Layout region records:
+ + + + +

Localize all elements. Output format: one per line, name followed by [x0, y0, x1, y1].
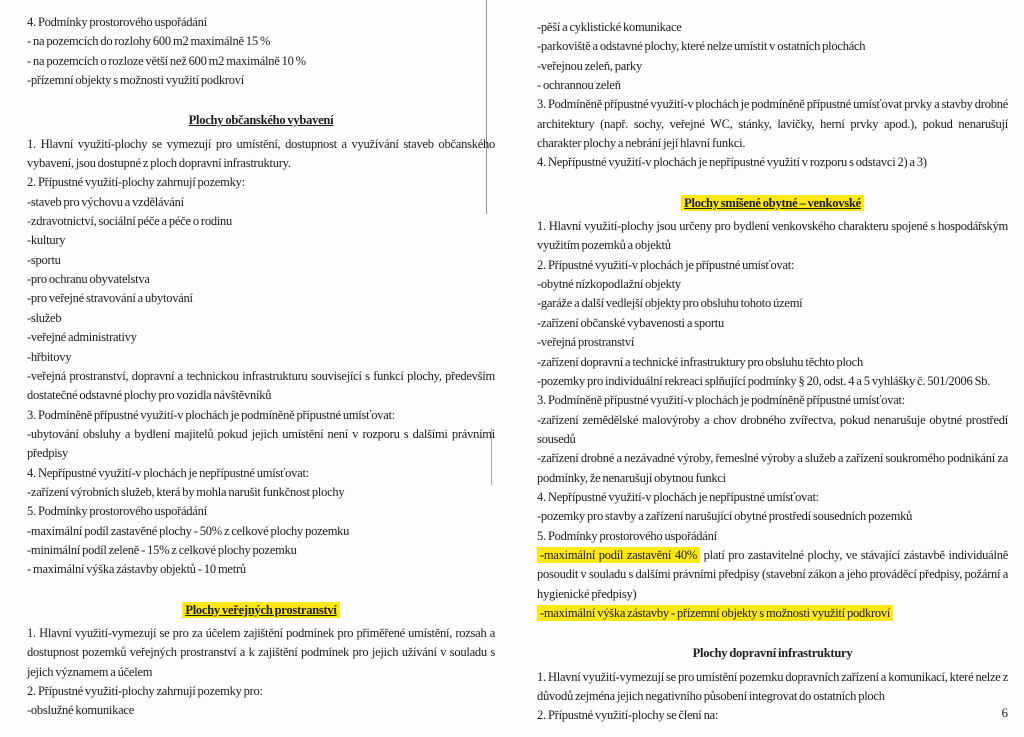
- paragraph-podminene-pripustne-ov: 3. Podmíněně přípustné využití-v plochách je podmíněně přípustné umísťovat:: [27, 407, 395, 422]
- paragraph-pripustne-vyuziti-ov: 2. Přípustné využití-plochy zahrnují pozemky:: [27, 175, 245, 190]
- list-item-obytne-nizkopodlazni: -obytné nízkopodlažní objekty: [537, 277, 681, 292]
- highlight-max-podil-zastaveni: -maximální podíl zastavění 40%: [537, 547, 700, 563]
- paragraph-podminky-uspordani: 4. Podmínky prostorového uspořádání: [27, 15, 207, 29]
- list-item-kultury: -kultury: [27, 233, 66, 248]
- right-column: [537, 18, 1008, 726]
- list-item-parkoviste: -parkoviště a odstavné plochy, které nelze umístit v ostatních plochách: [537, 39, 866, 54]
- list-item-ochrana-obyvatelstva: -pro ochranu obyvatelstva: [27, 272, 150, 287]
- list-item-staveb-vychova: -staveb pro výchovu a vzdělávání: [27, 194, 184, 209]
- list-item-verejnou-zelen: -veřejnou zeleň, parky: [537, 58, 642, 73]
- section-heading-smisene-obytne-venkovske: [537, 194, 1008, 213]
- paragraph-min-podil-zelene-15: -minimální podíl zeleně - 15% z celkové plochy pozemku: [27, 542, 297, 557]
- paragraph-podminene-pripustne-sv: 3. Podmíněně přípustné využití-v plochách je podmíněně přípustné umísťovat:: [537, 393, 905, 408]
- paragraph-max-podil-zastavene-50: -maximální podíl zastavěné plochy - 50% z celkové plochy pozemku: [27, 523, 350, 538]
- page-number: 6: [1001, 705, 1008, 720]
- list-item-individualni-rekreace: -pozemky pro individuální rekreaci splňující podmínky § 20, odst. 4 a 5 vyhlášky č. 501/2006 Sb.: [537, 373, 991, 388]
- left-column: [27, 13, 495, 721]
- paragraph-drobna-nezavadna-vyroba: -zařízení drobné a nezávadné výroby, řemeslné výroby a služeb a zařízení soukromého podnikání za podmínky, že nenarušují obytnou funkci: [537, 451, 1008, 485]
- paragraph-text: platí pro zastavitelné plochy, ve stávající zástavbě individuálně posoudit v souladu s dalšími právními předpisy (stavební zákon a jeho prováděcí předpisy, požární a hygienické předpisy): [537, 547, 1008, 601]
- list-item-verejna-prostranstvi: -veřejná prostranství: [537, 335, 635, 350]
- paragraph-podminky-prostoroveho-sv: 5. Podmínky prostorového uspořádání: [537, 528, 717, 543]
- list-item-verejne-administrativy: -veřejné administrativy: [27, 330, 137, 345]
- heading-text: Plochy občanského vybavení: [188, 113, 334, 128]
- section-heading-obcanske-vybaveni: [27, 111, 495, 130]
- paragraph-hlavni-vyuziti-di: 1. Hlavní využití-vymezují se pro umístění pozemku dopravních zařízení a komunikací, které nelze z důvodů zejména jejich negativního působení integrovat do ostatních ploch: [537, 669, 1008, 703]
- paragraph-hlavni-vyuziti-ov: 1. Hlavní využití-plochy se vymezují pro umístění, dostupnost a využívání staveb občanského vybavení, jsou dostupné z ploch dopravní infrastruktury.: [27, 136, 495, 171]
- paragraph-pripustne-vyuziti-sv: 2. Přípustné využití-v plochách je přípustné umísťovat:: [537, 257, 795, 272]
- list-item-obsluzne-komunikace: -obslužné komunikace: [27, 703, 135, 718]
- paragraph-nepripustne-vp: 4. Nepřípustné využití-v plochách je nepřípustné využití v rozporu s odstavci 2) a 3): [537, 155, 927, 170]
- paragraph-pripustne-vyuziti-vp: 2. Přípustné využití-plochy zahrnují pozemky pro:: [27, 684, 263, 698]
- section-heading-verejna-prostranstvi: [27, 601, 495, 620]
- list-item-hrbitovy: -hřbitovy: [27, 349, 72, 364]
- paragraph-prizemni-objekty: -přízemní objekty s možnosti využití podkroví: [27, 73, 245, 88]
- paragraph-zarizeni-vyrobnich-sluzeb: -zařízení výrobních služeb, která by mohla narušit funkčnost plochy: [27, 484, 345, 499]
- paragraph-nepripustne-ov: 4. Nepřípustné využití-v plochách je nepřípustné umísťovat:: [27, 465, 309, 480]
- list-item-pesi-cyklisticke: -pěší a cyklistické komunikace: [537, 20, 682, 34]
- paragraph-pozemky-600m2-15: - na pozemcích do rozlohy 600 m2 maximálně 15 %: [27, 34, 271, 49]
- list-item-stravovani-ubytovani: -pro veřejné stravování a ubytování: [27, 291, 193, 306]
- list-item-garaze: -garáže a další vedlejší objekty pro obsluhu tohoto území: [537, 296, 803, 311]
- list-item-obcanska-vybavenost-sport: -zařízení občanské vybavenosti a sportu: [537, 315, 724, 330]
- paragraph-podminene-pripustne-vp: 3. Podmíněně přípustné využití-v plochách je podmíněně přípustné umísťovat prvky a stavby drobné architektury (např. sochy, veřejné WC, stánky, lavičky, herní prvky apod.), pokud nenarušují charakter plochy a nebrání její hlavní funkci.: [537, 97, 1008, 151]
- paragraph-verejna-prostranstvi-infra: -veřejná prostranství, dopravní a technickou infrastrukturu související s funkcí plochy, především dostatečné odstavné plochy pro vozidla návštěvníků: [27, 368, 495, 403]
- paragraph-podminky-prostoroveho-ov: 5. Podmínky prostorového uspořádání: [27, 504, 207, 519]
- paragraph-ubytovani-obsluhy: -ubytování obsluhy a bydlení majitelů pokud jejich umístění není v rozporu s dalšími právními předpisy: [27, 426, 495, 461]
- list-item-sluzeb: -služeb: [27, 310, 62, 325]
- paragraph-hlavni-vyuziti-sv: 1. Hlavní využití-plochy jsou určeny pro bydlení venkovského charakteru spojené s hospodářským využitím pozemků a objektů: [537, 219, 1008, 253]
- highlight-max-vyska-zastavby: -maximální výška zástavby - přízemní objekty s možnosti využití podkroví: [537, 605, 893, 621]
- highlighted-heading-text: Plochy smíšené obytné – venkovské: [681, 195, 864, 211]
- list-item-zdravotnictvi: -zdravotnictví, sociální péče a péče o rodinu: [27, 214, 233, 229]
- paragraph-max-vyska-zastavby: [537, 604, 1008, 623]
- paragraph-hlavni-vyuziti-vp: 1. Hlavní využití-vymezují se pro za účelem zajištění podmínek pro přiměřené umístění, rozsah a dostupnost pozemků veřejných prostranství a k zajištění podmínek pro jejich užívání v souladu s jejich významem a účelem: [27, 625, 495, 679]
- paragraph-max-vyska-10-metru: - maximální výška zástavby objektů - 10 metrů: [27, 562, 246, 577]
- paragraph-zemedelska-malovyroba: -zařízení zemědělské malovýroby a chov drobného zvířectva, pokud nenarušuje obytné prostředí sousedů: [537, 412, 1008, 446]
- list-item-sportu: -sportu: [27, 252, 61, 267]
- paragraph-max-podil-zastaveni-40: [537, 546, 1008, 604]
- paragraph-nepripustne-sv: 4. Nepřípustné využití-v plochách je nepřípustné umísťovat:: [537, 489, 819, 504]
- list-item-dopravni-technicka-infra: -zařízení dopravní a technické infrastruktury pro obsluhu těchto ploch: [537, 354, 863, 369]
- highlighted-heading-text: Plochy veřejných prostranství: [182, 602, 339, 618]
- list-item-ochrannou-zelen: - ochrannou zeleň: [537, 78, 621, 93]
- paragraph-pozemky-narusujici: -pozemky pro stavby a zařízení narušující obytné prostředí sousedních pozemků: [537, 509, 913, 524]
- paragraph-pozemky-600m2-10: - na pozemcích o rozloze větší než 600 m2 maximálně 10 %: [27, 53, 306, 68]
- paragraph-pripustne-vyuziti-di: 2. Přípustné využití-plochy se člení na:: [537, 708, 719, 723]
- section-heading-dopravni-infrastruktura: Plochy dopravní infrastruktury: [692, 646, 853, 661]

+ + + + +

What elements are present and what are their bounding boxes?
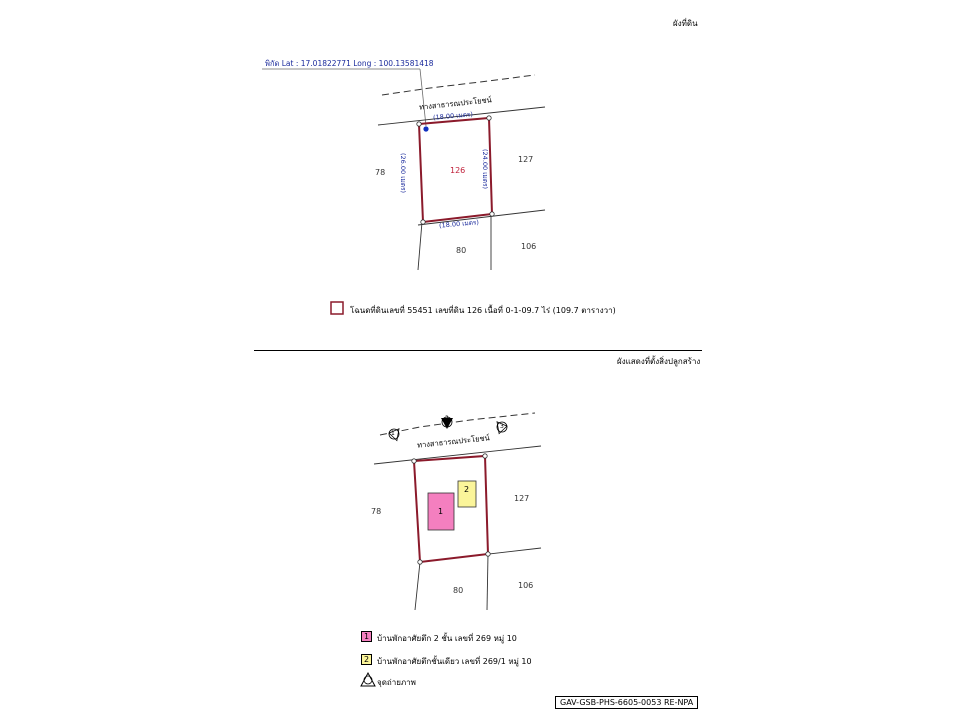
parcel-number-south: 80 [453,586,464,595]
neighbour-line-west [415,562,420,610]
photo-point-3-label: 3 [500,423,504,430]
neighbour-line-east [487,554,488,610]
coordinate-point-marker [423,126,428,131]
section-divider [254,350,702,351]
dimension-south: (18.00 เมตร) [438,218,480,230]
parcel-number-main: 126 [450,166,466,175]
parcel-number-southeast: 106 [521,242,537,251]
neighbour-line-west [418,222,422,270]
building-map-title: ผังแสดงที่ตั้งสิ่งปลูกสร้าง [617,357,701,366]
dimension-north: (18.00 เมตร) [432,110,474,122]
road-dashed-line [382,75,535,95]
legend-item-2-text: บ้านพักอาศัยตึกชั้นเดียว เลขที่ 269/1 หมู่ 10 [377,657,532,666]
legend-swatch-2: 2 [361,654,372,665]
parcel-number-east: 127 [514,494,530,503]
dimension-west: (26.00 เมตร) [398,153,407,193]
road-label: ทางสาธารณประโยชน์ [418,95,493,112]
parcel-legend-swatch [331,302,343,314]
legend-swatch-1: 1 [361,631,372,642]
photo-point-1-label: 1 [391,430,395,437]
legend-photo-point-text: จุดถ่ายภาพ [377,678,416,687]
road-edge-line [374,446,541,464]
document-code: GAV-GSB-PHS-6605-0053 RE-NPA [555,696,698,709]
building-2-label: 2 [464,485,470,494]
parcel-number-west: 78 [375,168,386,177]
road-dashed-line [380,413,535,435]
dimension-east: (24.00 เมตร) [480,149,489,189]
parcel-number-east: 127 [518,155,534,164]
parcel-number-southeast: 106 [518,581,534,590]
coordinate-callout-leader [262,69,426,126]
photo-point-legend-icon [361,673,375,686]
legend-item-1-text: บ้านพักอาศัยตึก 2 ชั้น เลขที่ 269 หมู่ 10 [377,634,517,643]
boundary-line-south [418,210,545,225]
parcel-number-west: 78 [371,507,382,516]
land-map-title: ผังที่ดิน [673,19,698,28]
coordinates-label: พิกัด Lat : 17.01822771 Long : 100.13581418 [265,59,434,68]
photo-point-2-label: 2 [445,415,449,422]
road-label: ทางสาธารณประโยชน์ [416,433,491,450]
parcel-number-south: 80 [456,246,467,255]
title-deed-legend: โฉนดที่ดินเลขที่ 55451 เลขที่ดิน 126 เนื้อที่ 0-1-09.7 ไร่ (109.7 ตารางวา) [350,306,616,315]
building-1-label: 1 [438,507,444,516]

+ + + + +

TASK DESCRIPTION:
Switch every "road-dashed-line" to "road-center-line" in the records between the lines holding "parcel-number-south: 80 [453,586,464,595]" and "road-label: ทางสาธารณประโยชน์ [416,433,491,450]", inclusive, and return only those lines with all else unchanged.

THE ANSWER:
parcel-number-south: 80 [453,586,464,595]
neighbour-line-west [415,562,420,610]
photo-point-3-label: 3 [500,423,504,430]
neighbour-line-east [487,554,488,610]
coordinate-point-marker [423,126,428,131]
section-divider [254,350,702,351]
dimension-south: (18.00 เมตร) [438,218,480,230]
parcel-number-main: 126 [450,166,466,175]
parcel-number-southeast: 106 [521,242,537,251]
neighbour-line-west [418,222,422,270]
building-map-title: ผังแสดงที่ตั้งสิ่งปลูกสร้าง [617,357,701,366]
dimension-north: (18.00 เมตร) [432,110,474,122]
road-center-line [382,75,535,95]
legend-item-2-text: บ้านพักอาศัยตึกชั้นเดียว เลขที่ 269/1 หมู่ 10 [377,657,532,666]
legend-swatch-2: 2 [361,654,372,665]
parcel-number-east: 127 [514,494,530,503]
dimension-west: (26.00 เมตร) [398,153,407,193]
road-label: ทางสาธารณประโยชน์ [418,95,493,112]
parcel-legend-swatch [331,302,343,314]
legend-swatch-1: 1 [361,631,372,642]
photo-point-1-label: 1 [391,430,395,437]
legend-photo-point-text: จุดถ่ายภาพ [377,678,416,687]
road-edge-line [374,446,541,464]
document-code: GAV-GSB-PHS-6605-0053 RE-NPA [555,696,698,709]
building-2-label: 2 [464,485,470,494]
parcel-number-west: 78 [375,168,386,177]
road-center-line [380,413,535,435]
dimension-east: (24.00 เมตร) [480,149,489,189]
parcel-number-east: 127 [518,155,534,164]
parcel-number-southeast: 106 [518,581,534,590]
coordinate-callout-leader [262,69,426,126]
photo-point-legend-icon [361,673,375,686]
legend-item-1-text: บ้านพักอาศัยตึก 2 ชั้น เลขที่ 269 หมู่ 10 [377,634,517,643]
boundary-line-south [418,210,545,225]
parcel-number-west: 78 [371,507,382,516]
land-map-title: ผังที่ดิน [673,19,698,28]
coordinates-label: พิกัด Lat : 17.01822771 Long : 100.13581418 [265,59,434,68]
photo-point-2-label: 2 [445,415,449,422]
road-label: ทางสาธารณประโยชน์ [416,433,491,450]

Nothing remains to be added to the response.